# AVAILABLE RECORDS
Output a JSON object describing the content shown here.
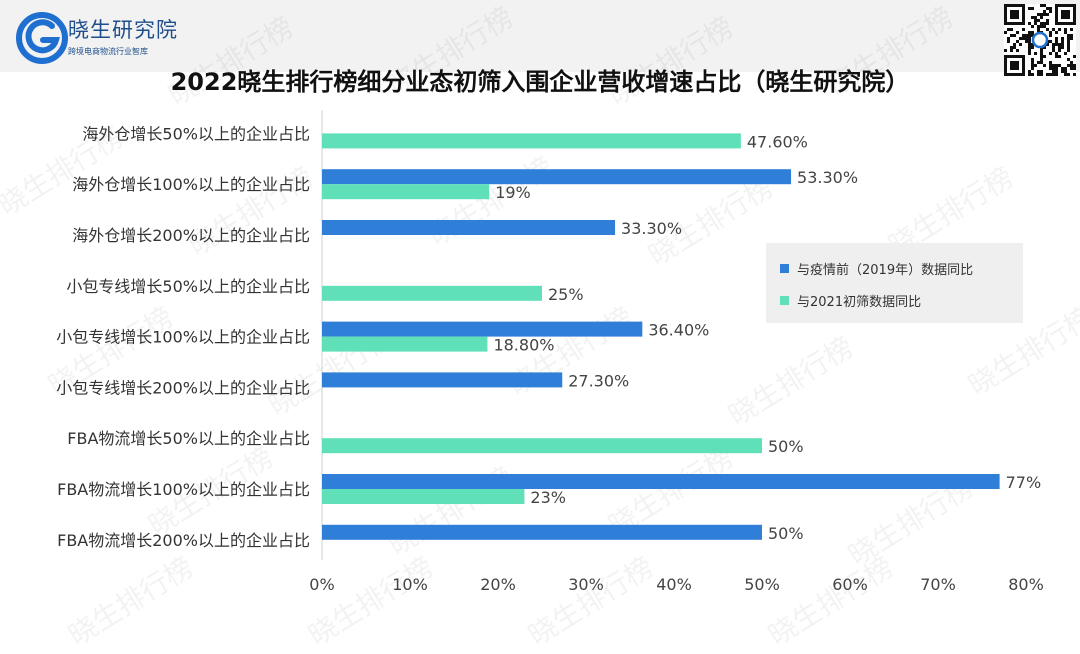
{
  "header": {
    "logo_name": "晓生研究院",
    "logo_sub": "跨境电商物流行业智库"
  },
  "watermark_text": "晓生排行榜",
  "colors": {
    "series1": "#2f7ed8",
    "series2": "#5fe0b8"
  },
  "chart_data": {
    "type": "bar",
    "orientation": "horizontal",
    "title": "2022晓生排行榜细分业态初筛入围企业营收增速占比（晓生研究院）",
    "categories": [
      "海外仓增长50%以上的企业占比",
      "海外仓增长100%以上的企业占比",
      "海外仓增长200%以上的企业占比",
      "小包专线增长50%以上的企业占比",
      "小包专线增长100%以上的企业占比",
      "小包专线增长200%以上的企业占比",
      "FBA物流增长50%以上的企业占比",
      "FBA物流增长100%以上的企业占比",
      "FBA物流增长200%以上的企业占比"
    ],
    "series": [
      {
        "name": "与疫情前（2019年）数据同比",
        "values": [
          null,
          53.3,
          33.3,
          null,
          36.4,
          27.3,
          null,
          77,
          50
        ],
        "labels": [
          "",
          "53.30%",
          "33.30%",
          "",
          "36.40%",
          "27.30%",
          "",
          "77%",
          "50%"
        ]
      },
      {
        "name": "与2021初筛数据同比",
        "values": [
          47.6,
          19,
          null,
          25,
          18.8,
          null,
          50,
          23,
          null
        ],
        "labels": [
          "47.60%",
          "19%",
          "",
          "25%",
          "18.80%",
          "",
          "50%",
          "23%",
          ""
        ]
      }
    ],
    "xlim": [
      0,
      80
    ],
    "xticks": [
      "0%",
      "10%",
      "20%",
      "30%",
      "40%",
      "50%",
      "60%",
      "70%",
      "80%"
    ],
    "grid": false,
    "legend_position": "right"
  }
}
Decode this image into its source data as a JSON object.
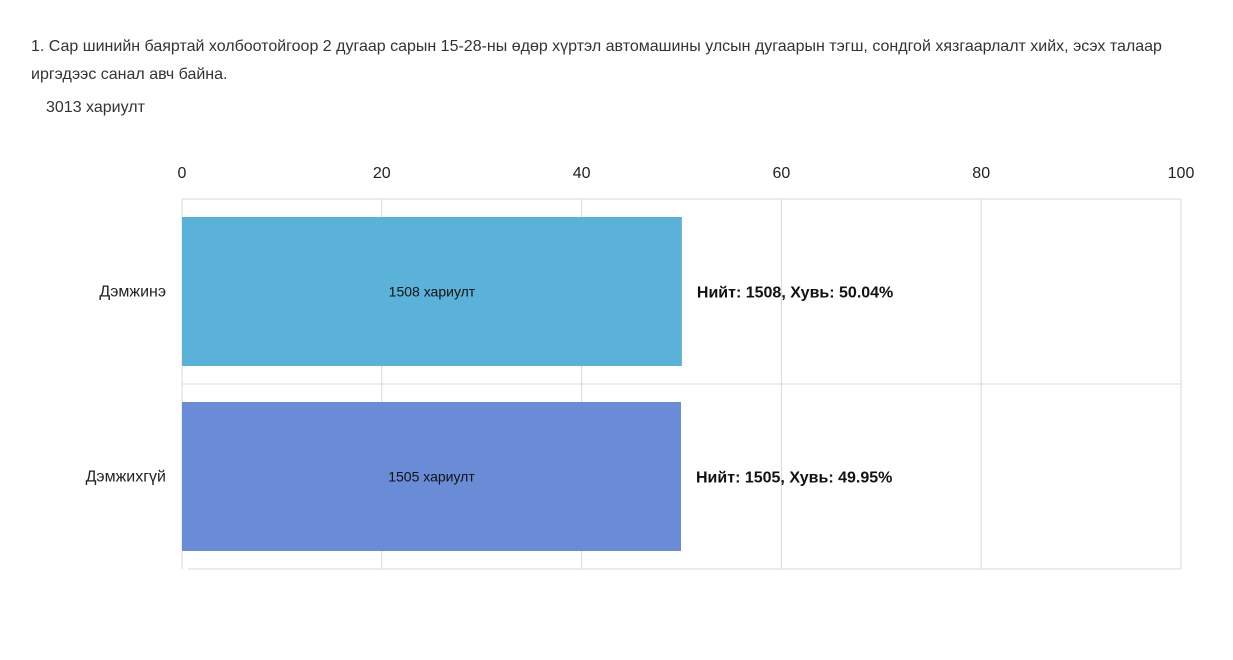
{
  "question": {
    "text": "1. Сар шинийн баяртай холбоотойгоор 2 дугаар сарын 15-28-ны өдөр хүртэл автомашины улсын дугаарын тэгш, сондгой хязгаарлалт хийх, эсэх талаар иргэдээс санал авч байна.",
    "responses_count": "3013 хариулт"
  },
  "chart_data": {
    "type": "bar",
    "orientation": "horizontal",
    "categories": [
      "Дэмжинэ",
      "Дэмжихгүй"
    ],
    "values": [
      50.04,
      49.95
    ],
    "bar_labels": [
      "1508 хариулт",
      "1505 хариулт"
    ],
    "total_labels": [
      "Нийт: 1508, Хувь: 50.04%",
      "Нийт: 1505, Хувь: 49.95%"
    ],
    "colors": [
      "#5BB2D8",
      "#6A8BD6"
    ],
    "xlim": [
      0,
      100
    ],
    "xticks": [
      "0",
      "20",
      "40",
      "60",
      "80",
      "100"
    ],
    "xtick_values": [
      0,
      20,
      40,
      60,
      80,
      100
    ],
    "x_axis_position": "top",
    "grid": true
  }
}
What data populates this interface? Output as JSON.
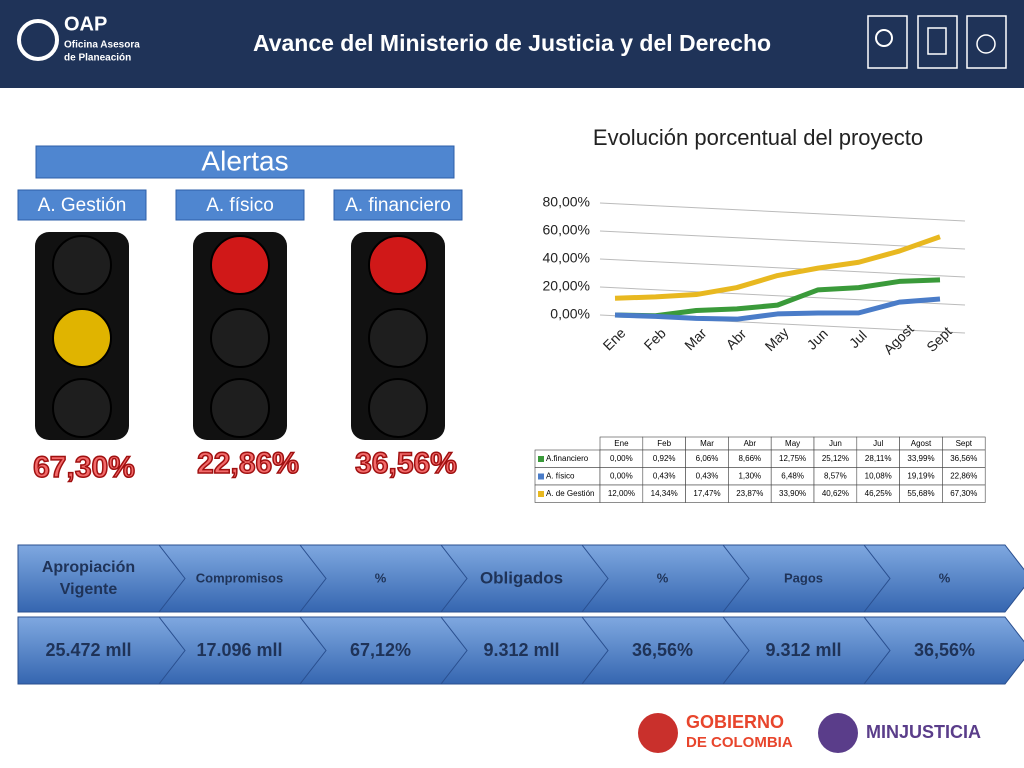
{
  "header": {
    "logo": "OAP",
    "logo_line1": "Oficina Asesora",
    "logo_line2": "de Planeación",
    "title": "Avance del Ministerio de Justicia y del Derecho"
  },
  "alerts": {
    "title": "Alertas",
    "labels": [
      "A. Gestión",
      "A. físico",
      "A. financiero"
    ],
    "percents": [
      "67,30%",
      "22,86%",
      "36,56%"
    ]
  },
  "chart_data": {
    "type": "line",
    "title": "Evolución porcentual del proyecto",
    "categories": [
      "Ene",
      "Feb",
      "Mar",
      "Abr",
      "May",
      "Jun",
      "Jul",
      "Agost",
      "Sept"
    ],
    "ylim": [
      0,
      80
    ],
    "yticks": [
      {
        "value": 0,
        "label": "0,00%"
      },
      {
        "value": 20,
        "label": "20,00%"
      },
      {
        "value": 40,
        "label": "40,00%"
      },
      {
        "value": 60,
        "label": "60,00%"
      },
      {
        "value": 80,
        "label": "80,00%"
      }
    ],
    "grid": true,
    "series": [
      {
        "name": "A.financiero",
        "color": "#3a9a3a",
        "values": [
          0,
          0.92,
          6.06,
          8.66,
          12.75,
          25.12,
          28.11,
          33.99,
          36.56
        ],
        "value_labels": [
          "0,00%",
          "0,92%",
          "6,06%",
          "8,66%",
          "12,75%",
          "25,12%",
          "28,11%",
          "33,99%",
          "36,56%"
        ]
      },
      {
        "name": "A. físico",
        "color": "#4a7cc8",
        "values": [
          0,
          0.43,
          0.43,
          1.3,
          6.48,
          8.57,
          10.08,
          19.19,
          22.86
        ],
        "value_labels": [
          "0,00%",
          "0,43%",
          "0,43%",
          "1,30%",
          "6,48%",
          "8,57%",
          "10,08%",
          "19,19%",
          "22,86%"
        ]
      },
      {
        "name": "A. de Gestión",
        "color": "#e8b820",
        "values": [
          12,
          14.34,
          17.47,
          23.87,
          33.9,
          40.62,
          46.25,
          55.68,
          67.3
        ],
        "value_labels": [
          "12,00%",
          "14,34%",
          "17,47%",
          "23,87%",
          "33,90%",
          "40,62%",
          "46,25%",
          "55,68%",
          "67,30%"
        ]
      }
    ]
  },
  "pipeline": {
    "headers": [
      "Apropiación Vigente",
      "Compromisos",
      "%",
      "Obligados",
      "%",
      "Pagos",
      "%"
    ],
    "values": [
      "25.472 mll",
      "17.096 mll",
      "67,12%",
      "9.312 mll",
      "36,56%",
      "9.312 mll",
      "36,56%"
    ]
  },
  "footer": {
    "gobierno_line1": "GOBIERNO",
    "gobierno_line2": "DE COLOMBIA",
    "minjusticia": "MINJUSTICIA"
  }
}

# WHAT IS NEEDED
Set down all the entries exactly as they appear, but skip any pictures.

# FULL SOLUTION
Output a JSON object describing the content shown here.
{
  "header": {
    "logo_name": "晓生研究院",
    "logo_sub": "跨境电商物流行业智库"
  },
  "watermark_text": "晓生排行榜",
  "colors": {
    "series1": "#2f7ed8",
    "series2": "#5fe0b8"
  },
  "chart_data": {
    "type": "bar",
    "orientation": "horizontal",
    "title": "2022晓生排行榜细分业态初筛入围企业营收增速占比（晓生研究院）",
    "categories": [
      "海外仓增长50%以上的企业占比",
      "海外仓增长100%以上的企业占比",
      "海外仓增长200%以上的企业占比",
      "小包专线增长50%以上的企业占比",
      "小包专线增长100%以上的企业占比",
      "小包专线增长200%以上的企业占比",
      "FBA物流增长50%以上的企业占比",
      "FBA物流增长100%以上的企业占比",
      "FBA物流增长200%以上的企业占比"
    ],
    "series": [
      {
        "name": "与疫情前（2019年）数据同比",
        "values": [
          null,
          53.3,
          33.3,
          null,
          36.4,
          27.3,
          null,
          77,
          50
        ],
        "labels": [
          "",
          "53.30%",
          "33.30%",
          "",
          "36.40%",
          "27.30%",
          "",
          "77%",
          "50%"
        ]
      },
      {
        "name": "与2021初筛数据同比",
        "values": [
          47.6,
          19,
          null,
          25,
          18.8,
          null,
          50,
          23,
          null
        ],
        "labels": [
          "47.60%",
          "19%",
          "",
          "25%",
          "18.80%",
          "",
          "50%",
          "23%",
          ""
        ]
      }
    ],
    "xlim": [
      0,
      80
    ],
    "xticks": [
      "0%",
      "10%",
      "20%",
      "30%",
      "40%",
      "50%",
      "60%",
      "70%",
      "80%"
    ],
    "grid": false,
    "legend_position": "right"
  }
}
Decode this image into its source data as a JSON object.
{
  "question": {
    "text": "1. Сар шинийн баяртай холбоотойгоор 2 дугаар сарын 15-28-ны өдөр хүртэл автомашины улсын дугаарын тэгш, сондгой хязгаарлалт хийх, эсэх талаар иргэдээс санал авч байна.",
    "responses_count": "3013 хариулт"
  },
  "chart_data": {
    "type": "bar",
    "orientation": "horizontal",
    "categories": [
      "Дэмжинэ",
      "Дэмжихгүй"
    ],
    "values": [
      50.04,
      49.95
    ],
    "bar_labels": [
      "1508 хариулт",
      "1505 хариулт"
    ],
    "total_labels": [
      "Нийт: 1508, Хувь: 50.04%",
      "Нийт: 1505, Хувь: 49.95%"
    ],
    "colors": [
      "#5BB2D8",
      "#6A8BD6"
    ],
    "xlim": [
      0,
      100
    ],
    "xticks": [
      "0",
      "20",
      "40",
      "60",
      "80",
      "100"
    ],
    "xtick_values": [
      0,
      20,
      40,
      60,
      80,
      100
    ],
    "x_axis_position": "top",
    "grid": true
  }
}
What data populates this interface? Output as JSON.
{
  "header": {
    "logo": "OAP",
    "logo_line1": "Oficina Asesora",
    "logo_line2": "de Planeación",
    "title": "Avance del Ministerio de Justicia y del Derecho"
  },
  "alerts": {
    "title": "Alertas",
    "labels": [
      "A. Gestión",
      "A. físico",
      "A. financiero"
    ],
    "percents": [
      "67,30%",
      "22,86%",
      "36,56%"
    ]
  },
  "chart_data": {
    "type": "line",
    "title": "Evolución porcentual del proyecto",
    "categories": [
      "Ene",
      "Feb",
      "Mar",
      "Abr",
      "May",
      "Jun",
      "Jul",
      "Agost",
      "Sept"
    ],
    "ylim": [
      0,
      80
    ],
    "yticks": [
      {
        "value": 0,
        "label": "0,00%"
      },
      {
        "value": 20,
        "label": "20,00%"
      },
      {
        "value": 40,
        "label": "40,00%"
      },
      {
        "value": 60,
        "label": "60,00%"
      },
      {
        "value": 80,
        "label": "80,00%"
      }
    ],
    "grid": true,
    "series": [
      {
        "name": "A.financiero",
        "color": "#3a9a3a",
        "values": [
          0,
          0.92,
          6.06,
          8.66,
          12.75,
          25.12,
          28.11,
          33.99,
          36.56
        ],
        "value_labels": [
          "0,00%",
          "0,92%",
          "6,06%",
          "8,66%",
          "12,75%",
          "25,12%",
          "28,11%",
          "33,99%",
          "36,56%"
        ]
      },
      {
        "name": "A. físico",
        "color": "#4a7cc8",
        "values": [
          0,
          0.43,
          0.43,
          1.3,
          6.48,
          8.57,
          10.08,
          19.19,
          22.86
        ],
        "value_labels": [
          "0,00%",
          "0,43%",
          "0,43%",
          "1,30%",
          "6,48%",
          "8,57%",
          "10,08%",
          "19,19%",
          "22,86%"
        ]
      },
      {
        "name": "A. de Gestión",
        "color": "#e8b820",
        "values": [
          12,
          14.34,
          17.47,
          23.87,
          33.9,
          40.62,
          46.25,
          55.68,
          67.3
        ],
        "value_labels": [
          "12,00%",
          "14,34%",
          "17,47%",
          "23,87%",
          "33,90%",
          "40,62%",
          "46,25%",
          "55,68%",
          "67,30%"
        ]
      }
    ]
  },
  "pipeline": {
    "headers": [
      "Apropiación Vigente",
      "Compromisos",
      "%",
      "Obligados",
      "%",
      "Pagos",
      "%"
    ],
    "values": [
      "25.472 mll",
      "17.096 mll",
      "67,12%",
      "9.312 mll",
      "36,56%",
      "9.312 mll",
      "36,56%"
    ]
  },
  "footer": {
    "gobierno_line1": "GOBIERNO",
    "gobierno_line2": "DE COLOMBIA",
    "minjusticia": "MINJUSTICIA"
  }
}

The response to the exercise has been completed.